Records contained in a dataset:
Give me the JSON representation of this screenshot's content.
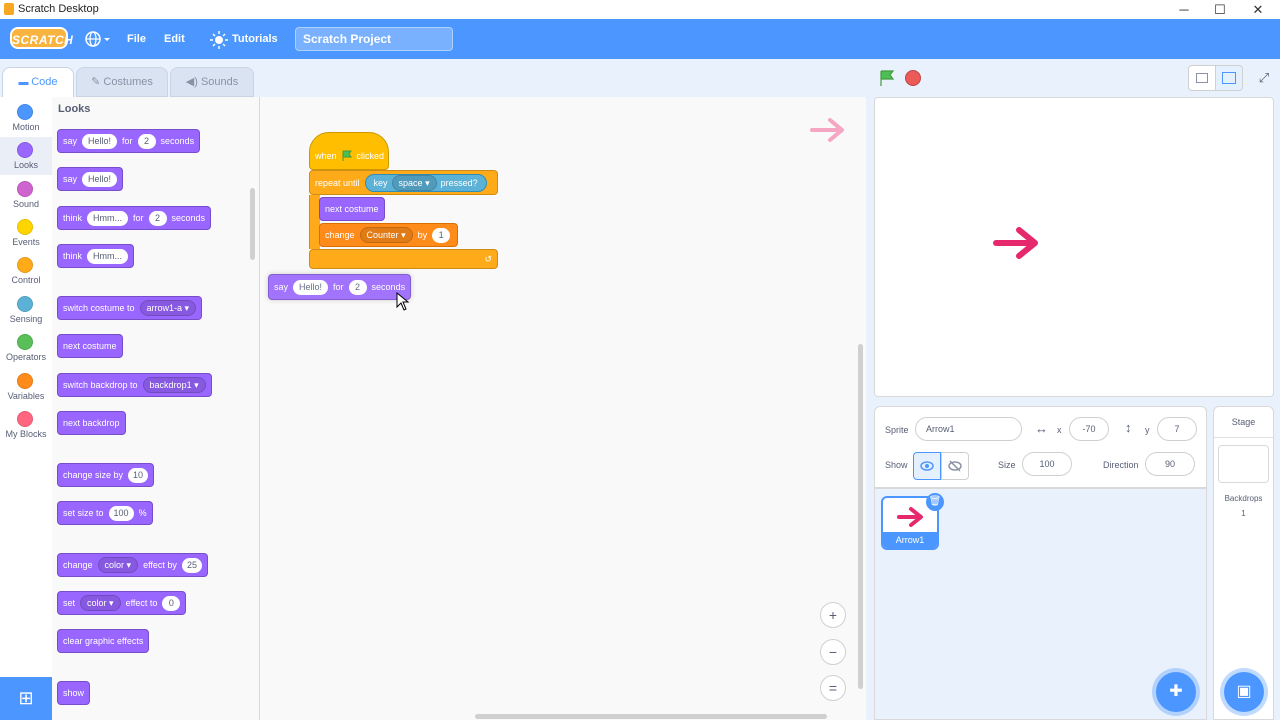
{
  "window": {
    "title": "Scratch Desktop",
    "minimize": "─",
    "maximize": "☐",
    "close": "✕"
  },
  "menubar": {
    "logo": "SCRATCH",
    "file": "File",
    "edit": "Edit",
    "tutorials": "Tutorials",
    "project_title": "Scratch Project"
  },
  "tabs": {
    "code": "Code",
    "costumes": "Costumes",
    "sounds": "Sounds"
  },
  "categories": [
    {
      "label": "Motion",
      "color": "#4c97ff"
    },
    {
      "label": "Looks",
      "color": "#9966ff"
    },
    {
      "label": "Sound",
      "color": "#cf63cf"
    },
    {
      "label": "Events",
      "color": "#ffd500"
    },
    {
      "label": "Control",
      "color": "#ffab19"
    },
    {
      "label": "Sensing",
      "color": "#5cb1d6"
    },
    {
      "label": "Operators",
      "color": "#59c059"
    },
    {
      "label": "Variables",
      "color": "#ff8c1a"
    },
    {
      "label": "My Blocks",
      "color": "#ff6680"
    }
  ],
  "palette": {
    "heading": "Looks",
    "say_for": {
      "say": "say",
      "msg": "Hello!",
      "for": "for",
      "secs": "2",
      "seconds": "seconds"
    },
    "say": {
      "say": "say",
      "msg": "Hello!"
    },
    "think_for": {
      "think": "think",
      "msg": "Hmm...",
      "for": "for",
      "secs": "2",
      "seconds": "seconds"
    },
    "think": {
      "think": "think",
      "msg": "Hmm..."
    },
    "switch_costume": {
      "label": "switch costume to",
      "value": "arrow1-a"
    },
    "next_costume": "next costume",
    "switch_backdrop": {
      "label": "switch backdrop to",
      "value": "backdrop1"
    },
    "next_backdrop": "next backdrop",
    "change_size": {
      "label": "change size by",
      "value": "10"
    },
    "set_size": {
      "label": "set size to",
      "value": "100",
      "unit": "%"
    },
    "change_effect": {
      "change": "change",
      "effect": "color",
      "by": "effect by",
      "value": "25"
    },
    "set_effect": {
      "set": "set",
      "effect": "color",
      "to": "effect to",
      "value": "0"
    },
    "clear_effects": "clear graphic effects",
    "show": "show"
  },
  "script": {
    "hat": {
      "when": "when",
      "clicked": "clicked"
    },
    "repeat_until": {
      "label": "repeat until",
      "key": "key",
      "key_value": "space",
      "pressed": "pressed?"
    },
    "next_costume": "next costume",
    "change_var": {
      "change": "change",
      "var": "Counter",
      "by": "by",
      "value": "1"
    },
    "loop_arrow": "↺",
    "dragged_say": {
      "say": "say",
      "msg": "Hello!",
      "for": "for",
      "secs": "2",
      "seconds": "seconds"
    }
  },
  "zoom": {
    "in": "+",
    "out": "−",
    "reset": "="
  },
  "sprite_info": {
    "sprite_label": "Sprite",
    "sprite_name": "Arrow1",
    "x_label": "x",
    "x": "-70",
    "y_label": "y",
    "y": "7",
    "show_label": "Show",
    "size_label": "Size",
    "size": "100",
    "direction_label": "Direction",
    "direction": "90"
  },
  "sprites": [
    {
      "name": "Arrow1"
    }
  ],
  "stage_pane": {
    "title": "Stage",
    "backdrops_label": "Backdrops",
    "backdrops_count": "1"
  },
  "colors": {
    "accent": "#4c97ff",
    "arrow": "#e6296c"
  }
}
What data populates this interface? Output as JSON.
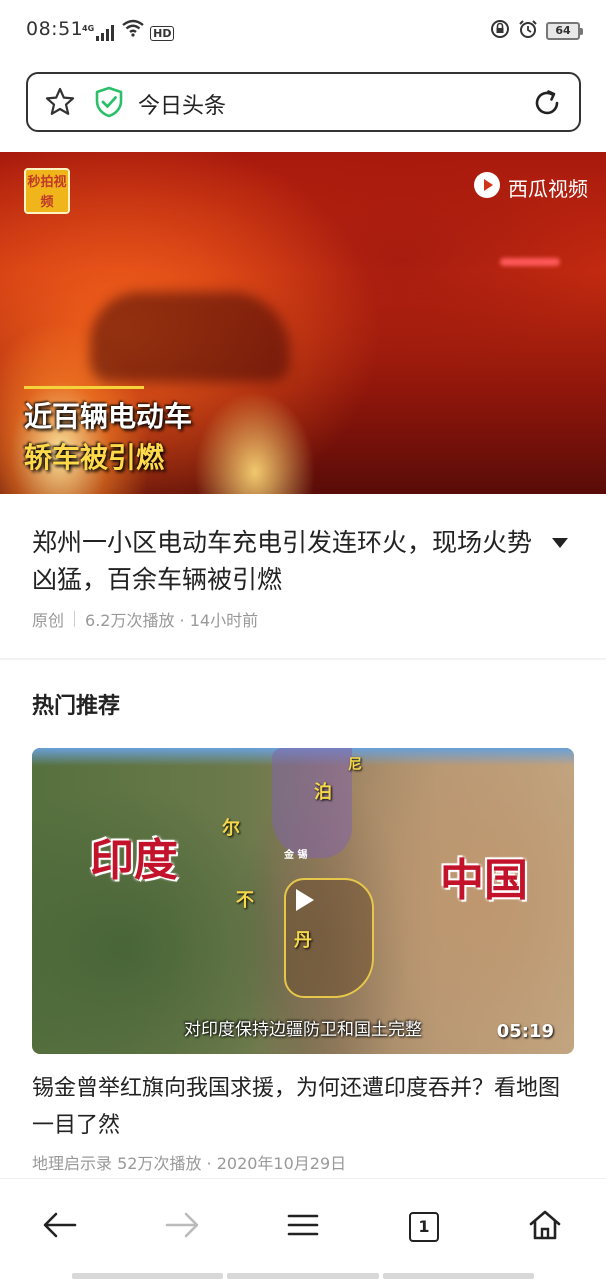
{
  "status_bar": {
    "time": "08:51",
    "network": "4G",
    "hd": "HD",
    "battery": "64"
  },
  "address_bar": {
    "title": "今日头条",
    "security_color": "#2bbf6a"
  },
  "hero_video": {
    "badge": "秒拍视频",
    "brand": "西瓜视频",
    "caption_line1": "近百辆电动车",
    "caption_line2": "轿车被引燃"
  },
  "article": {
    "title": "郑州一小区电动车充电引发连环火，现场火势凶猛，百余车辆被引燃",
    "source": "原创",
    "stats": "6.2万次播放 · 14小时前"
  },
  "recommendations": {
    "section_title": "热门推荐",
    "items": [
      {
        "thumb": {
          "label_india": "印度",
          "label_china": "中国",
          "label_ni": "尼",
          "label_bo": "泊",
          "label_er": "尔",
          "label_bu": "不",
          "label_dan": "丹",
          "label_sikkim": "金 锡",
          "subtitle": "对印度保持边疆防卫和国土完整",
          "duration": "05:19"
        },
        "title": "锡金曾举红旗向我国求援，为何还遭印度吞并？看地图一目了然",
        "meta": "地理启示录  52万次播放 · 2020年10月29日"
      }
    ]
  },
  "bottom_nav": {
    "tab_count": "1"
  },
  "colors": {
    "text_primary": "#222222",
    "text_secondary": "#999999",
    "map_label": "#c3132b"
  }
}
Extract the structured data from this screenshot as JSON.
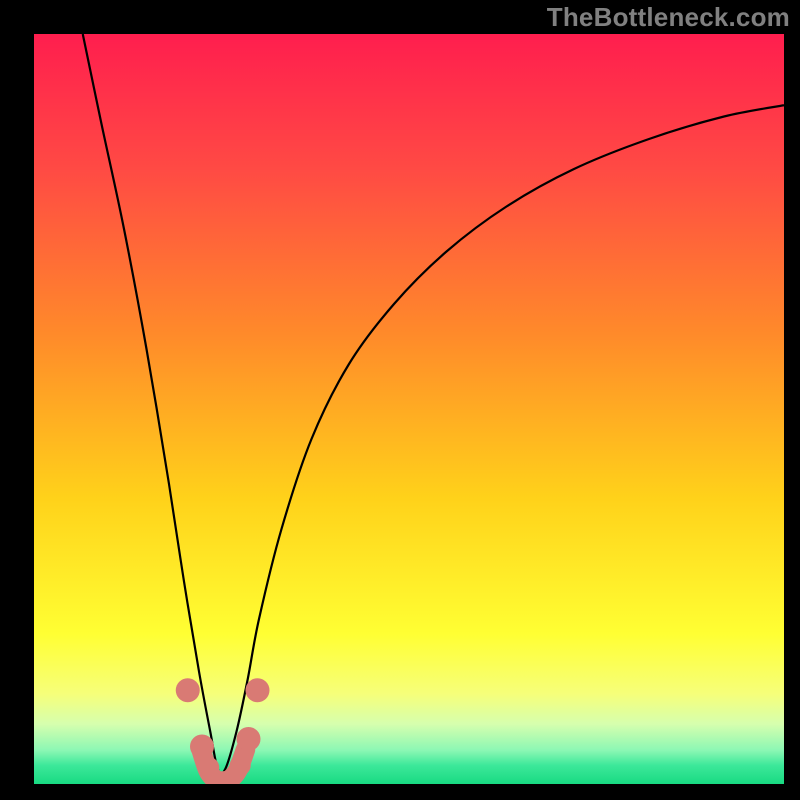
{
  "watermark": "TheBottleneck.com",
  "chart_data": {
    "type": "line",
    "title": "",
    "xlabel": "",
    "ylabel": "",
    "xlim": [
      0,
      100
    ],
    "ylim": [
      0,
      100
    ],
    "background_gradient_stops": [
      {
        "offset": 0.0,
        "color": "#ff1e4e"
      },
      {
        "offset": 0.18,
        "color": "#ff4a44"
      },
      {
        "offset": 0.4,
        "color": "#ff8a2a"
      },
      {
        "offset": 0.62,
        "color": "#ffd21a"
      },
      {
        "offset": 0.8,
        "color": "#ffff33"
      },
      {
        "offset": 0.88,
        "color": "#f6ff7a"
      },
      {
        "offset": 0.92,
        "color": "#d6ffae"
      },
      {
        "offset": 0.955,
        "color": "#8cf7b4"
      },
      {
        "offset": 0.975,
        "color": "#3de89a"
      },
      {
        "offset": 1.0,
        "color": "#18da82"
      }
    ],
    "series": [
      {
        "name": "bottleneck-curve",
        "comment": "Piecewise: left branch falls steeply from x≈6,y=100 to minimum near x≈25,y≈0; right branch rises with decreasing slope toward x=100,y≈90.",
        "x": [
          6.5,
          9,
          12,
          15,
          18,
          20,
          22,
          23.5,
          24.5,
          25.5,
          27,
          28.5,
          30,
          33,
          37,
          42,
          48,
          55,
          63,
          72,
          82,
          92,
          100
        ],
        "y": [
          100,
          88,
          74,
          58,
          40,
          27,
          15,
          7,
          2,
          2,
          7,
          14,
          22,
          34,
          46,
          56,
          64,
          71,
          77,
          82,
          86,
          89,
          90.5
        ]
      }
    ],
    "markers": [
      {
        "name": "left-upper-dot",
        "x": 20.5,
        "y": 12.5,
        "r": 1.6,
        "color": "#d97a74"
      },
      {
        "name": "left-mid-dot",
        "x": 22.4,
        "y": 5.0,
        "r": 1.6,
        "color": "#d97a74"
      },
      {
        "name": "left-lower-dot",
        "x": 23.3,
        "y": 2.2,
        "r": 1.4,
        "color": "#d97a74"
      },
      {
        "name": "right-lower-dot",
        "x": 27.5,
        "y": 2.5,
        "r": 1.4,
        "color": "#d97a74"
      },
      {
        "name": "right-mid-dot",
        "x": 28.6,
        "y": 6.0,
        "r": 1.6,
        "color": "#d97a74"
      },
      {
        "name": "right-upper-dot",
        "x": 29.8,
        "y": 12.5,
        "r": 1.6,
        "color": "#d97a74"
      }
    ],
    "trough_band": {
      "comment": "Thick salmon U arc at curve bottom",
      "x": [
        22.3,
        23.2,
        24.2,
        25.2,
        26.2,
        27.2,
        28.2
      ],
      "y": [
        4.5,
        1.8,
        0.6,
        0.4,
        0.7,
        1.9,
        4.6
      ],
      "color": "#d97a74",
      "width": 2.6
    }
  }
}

THE PROBLEM: Gather up every line in the data above that contains the word "upper", copying each one.

SOLUTION TO THIS TASK:
        "name": "left-upper-dot",
        "name": "right-upper-dot",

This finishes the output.